» **What you need to do**
For every line in the records that has the word "tenent", make a copy.

====

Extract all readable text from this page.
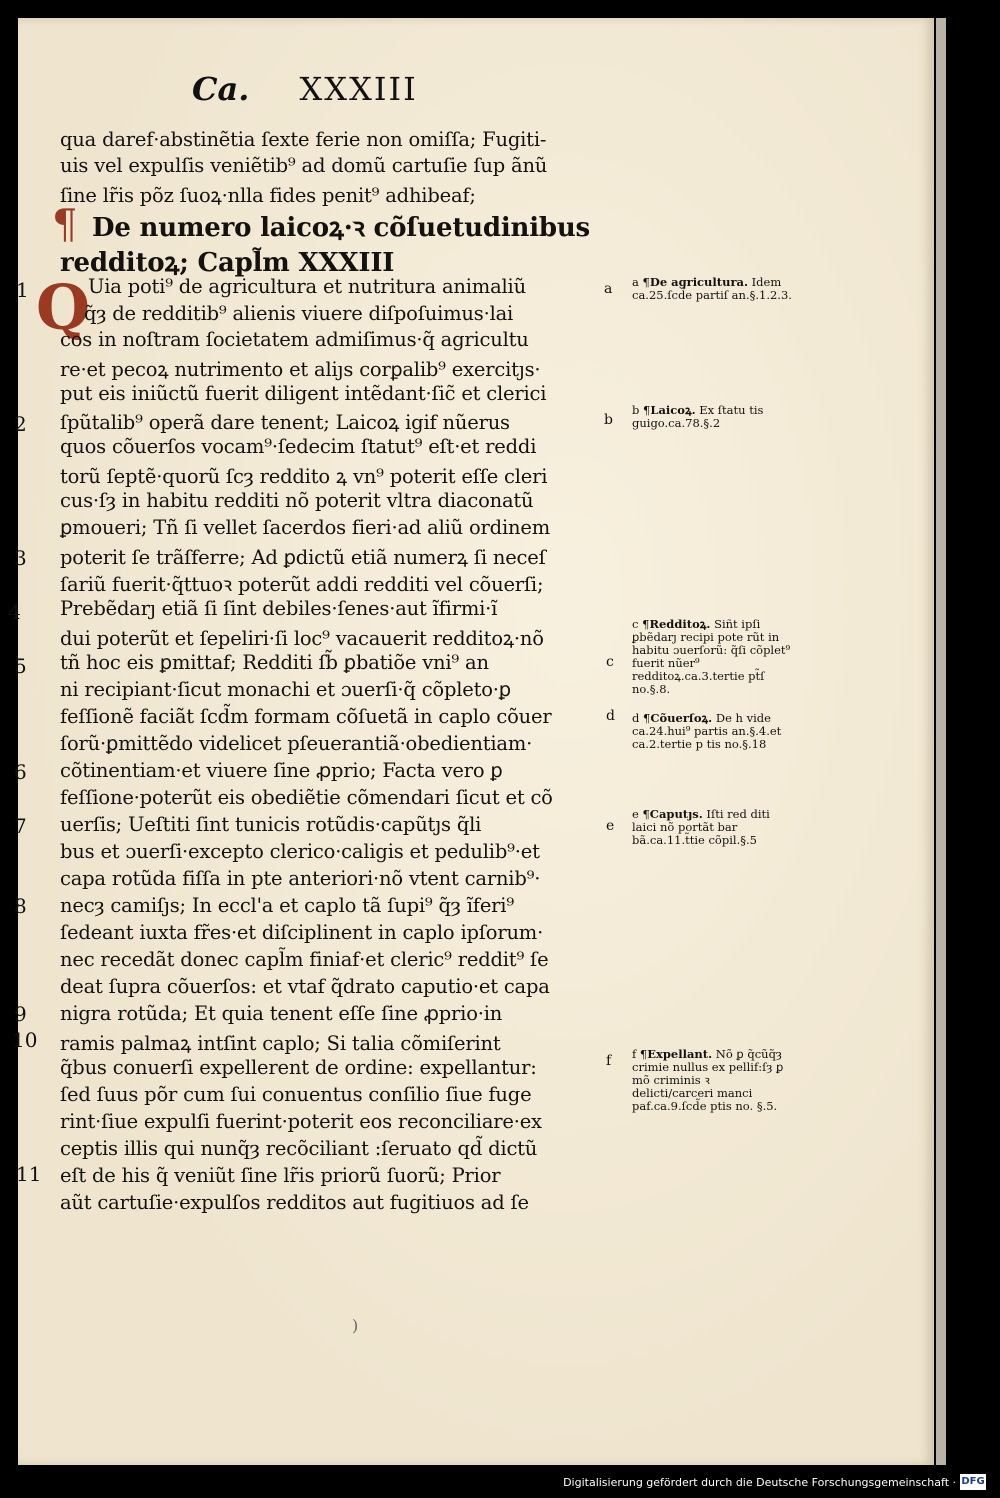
Ca. XXXIII
¶
Q
qua daref·abstinẽtia ſexte ferie non omiſſa; Fugiti-
uis vel expulſis veniẽtib⁹ ad domũ cartuſie ſup ãnũ
ſine lr̃is põz ſuoꝝ·nlla fides penit⁹ adhibeaf;
De numero laicoꝝ·ꝛ cõſuetudinibus
redditoꝝ; Capl̃m XXXIII
Uia poti⁹ de agricultura et nutritura animaliũ
q̃ȝ de redditib⁹ alienis viuere diſpoſuimus·lai
cos in noſtram ſocietatem admiſimus·q̃ agricultu
re·et pecoꝝ nutrimento et aliȷs corꝑalib⁹ exercitȷs·
put eis iniũctũ fuerit diligent intẽdant·ſic̃ et clerici
ſpũtalib⁹ operã dare tenent; Laicoꝝ igif nũerus
quos cõuerſos vocam⁹·ſedecim ſtatut⁹ eſt·et reddi
torũ ſeptẽ·quorũ ſcȝ reddito ꝝ vn⁹ poterit eſſe cleri
cus·ſȝ in habitu redditi nõ poterit vltra diaconatũ
ꝑmoueri; Tñ ſi vellet ſacerdos fieri·ad aliũ ordinem
poterit ſe trãſferre; Ad ꝑdictũ etiã numerꝝ ſi neceſ
ſariũ fuerit·q̃ttuoꝛ poterũt addi redditi vel cõuerſi;
Prebẽdarȷ etiã ſi ſint debiles·ſenes·aut ĩfirmi·ĩ
dui poterũt et ſepeliri·ſi loc⁹ vacauerit redditoꝝ·nõ
tñ hoc eis ꝑmittaf; Redditi ſb̃ ꝑbatiõe vni⁹ an
ni recipiant·ſicut monachi et ɔuerſi·q̃ cõpleto·ꝑ
feſſionẽ faciãt ſcd̃m formam cõſuetã in caplo cõuer
ſorũ·ꝑmittẽdo videlicet pſeuerantiã·obedientiam·
cõtinentiam·et viuere ſine ꝓprio; Facta vero ꝑ
feſſione·poterũt eis obediẽtie cõmendari ſicut et cõ
uerſis; Ueſtiti ſint tunicis rotũdis·capũtȷs q̃li
bus et ɔuerſi·excepto clerico·caligis et pedulib⁹·et
capa rotũda fiſſa in pte anteriori·nõ vtent carnib⁹·
necȝ camiſȷs; In eccl'a et caplo tã ſupi⁹ q̃ȝ ĩferi⁹
ſedeant iuxta fr̃es·et diſciplinent in caplo ipſorum·
nec recedãt donec capl̃m finiaf·et cleric⁹ reddit⁹ ſe
deat ſupra cõuerſos: et vtaf q̃drato caputio·et capa
nigra rotũda; Et quia tenent eſſe ſine ꝓprio·in
ramis palmaꝝ intſint caplo; Si talia cõmiſerint
q̃bus conuerſi expellerent de ordine: expellantur:
ſed ſuus põr cum ſui conuentus conſilio ſiue fuge
rint·ſiue expulſi fuerint·poterit eos reconciliare·ex
ceptis illis qui nunq̃ȝ recõciliant :ſeruato qd̃ dictũ
eſt de his q̃ veniũt ſine lr̃is priorũ ſuorũ; Prior
aũt cartuſie·expulſos redditos aut fugitiuos ad ſe
1
2
3
4
5
6
7
8
9
10
11
a
b
c
d
e
f
a ¶De agricultura. Idem ca.25.ſcd̃e partiſ an.§.1.2.3.
b ¶Laicoꝝ. Ex ſtatu tis guigo.ca.78.§.2
c ¶Redditoꝝ. Siñt ipſi ꝑbẽdarȷ recipi pote rũt in habitu ɔuerſorũ: q̃ſi cõplet⁹ fuerit nũer⁹ redditoꝝ.ca.3.tertie pt̃ſ no.§.8.
d ¶Cõuerſoꝝ. De h vide ca.24.hui⁹ partis an.§.4.et ca.2.tertie p tis no.§.18
e ¶Caputȷs. Iſti red diti laici nõ portãt bar bã.ca.11.t̃tie cõpil.§.5
f ¶Expellant. Nõ ꝑ q̃cũq̃ȝ crimie nullus ex pellif:ſȝ ꝑ mõ criminis ꝛ delicti/carceri manci paf.ca.9.ſcd̃e ptis no. §.5.
)
Digitalisierung gefördert durch die Deutsche Forschungsgemeinschaft · DFG
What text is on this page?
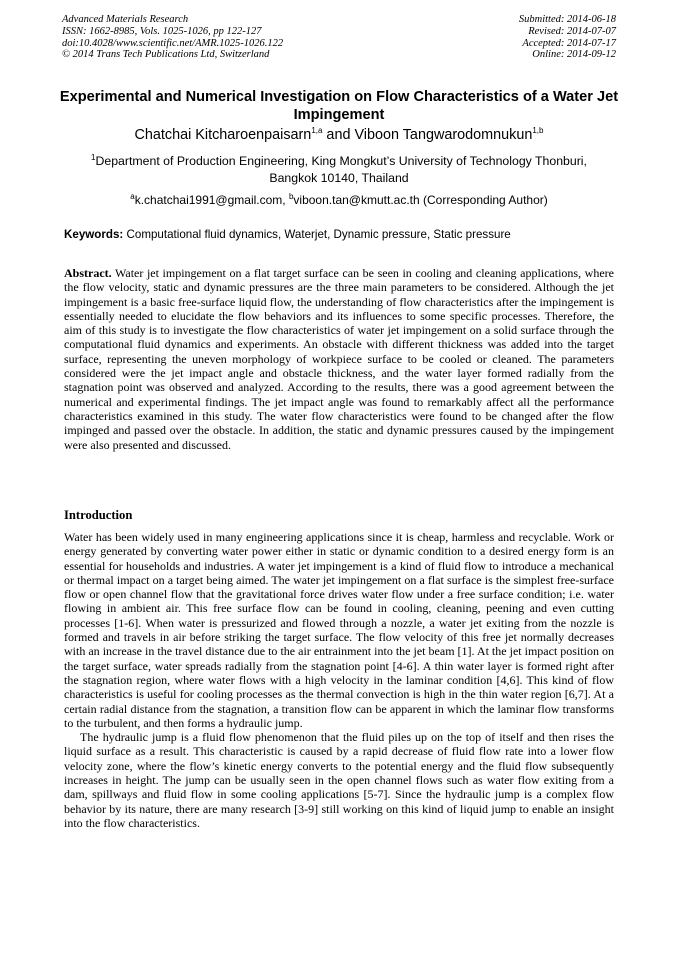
Advanced Materials Research
ISSN: 1662-8985, Vols. 1025-1026, pp 122-127
doi:10.4028/www.scientific.net/AMR.1025-1026.122
© 2014 Trans Tech Publications Ltd, Switzerland
Submitted: 2014-06-18
Revised: 2014-07-07
Accepted: 2014-07-17
Online: 2014-09-12
Experimental and Numerical Investigation on Flow Characteristics of a Water Jet Impingement
Chatchai Kitcharoenpaisarn$^{1,a}$ and Viboon Tangwarodomnukun$^{1,b}$
$^1$Department of Production Engineering, King Mongkut’s University of Technology Thonburi,
Bangkok 10140, Thailand
$^a$k.chatchai1991@gmail.com, $^b$viboon.tan@kmutt.ac.th (Corresponding Author)
Keywords: Computational fluid dynamics, Waterjet, Dynamic pressure, Static pressure
Abstract. Water jet impingement on a flat target surface can be seen in cooling and cleaning applications, where the flow velocity, static and dynamic pressures are the three main parameters to be considered. Although the jet impingement is a basic free-surface liquid flow, the understanding of flow characteristics after the impingement is essentially needed to elucidate the flow behaviors and its influences to some specific processes. Therefore, the aim of this study is to investigate the flow characteristics of water jet impingement on a solid surface through the computational fluid dynamics and experiments. An obstacle with different thickness was added into the target surface, representing the uneven morphology of workpiece surface to be cooled or cleaned. The parameters considered were the jet impact angle and obstacle thickness, and the water layer formed radially from the stagnation point was observed and analyzed. According to the results, there was a good agreement between the numerical and experimental findings. The jet impact angle was found to remarkably affect all the performance characteristics examined in this study. The water flow characteristics were found to be changed after the flow impinged and passed over the obstacle. In addition, the static and dynamic pressures caused by the impingement were also presented and discussed.
Introduction

Water has been widely used in many engineering applications since it is cheap, harmless and recyclable. Work or energy generated by converting water power either in static or dynamic condition to a desired energy form is an essential for households and industries. A water jet impingement is a kind of fluid flow to introduce a mechanical or thermal impact on a target being aimed. The water jet impingement on a flat surface is the simplest free-surface flow or open channel flow that the gravitational force drives water flow under a free surface condition; i.e. water flowing in ambient air. This free surface flow can be found in cooling, cleaning, peening and even cutting processes [1-6]. When water is pressurized and flowed through a nozzle, a water jet exiting from the nozzle is formed and travels in air before striking the target surface. The flow velocity of this free jet normally decreases with an increase in the travel distance due to the air entrainment into the jet beam [1]. At the jet impact position on the target surface, water spreads radially from the stagnation point [4-6]. A thin water layer is formed right after the stagnation region, where water flows with a high velocity in the laminar condition [4,6]. This kind of flow characteristics is useful for cooling processes as the thermal convection is high in the thin water region [6,7]. At a certain radial distance from the stagnation, a transition flow can be apparent in which the laminar flow transforms to the turbulent, and then forms a hydraulic jump.

The hydraulic jump is a fluid flow phenomenon that the fluid piles up on the top of itself and then rises the liquid surface as a result. This characteristic is caused by a rapid decrease of fluid flow rate into a lower flow velocity zone, where the flow’s kinetic energy converts to the potential energy and the fluid flow subsequently increases in height. The jump can be usually seen in the open channel flows such as water flow exiting from a dam, spillways and fluid flow in some cooling applications [5-7]. Since the hydraulic jump is a complex flow behavior by its nature, there are many research [3-9] still working on this kind of liquid jump to enable an insight into the flow characteristics.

====

» **Worked answer**
ſpũtalib⁹ operã dare tenent; Laicoꝝ igif nũerus
nigra rotũda; Et quia tenent eſſe ſine ꝓprio·in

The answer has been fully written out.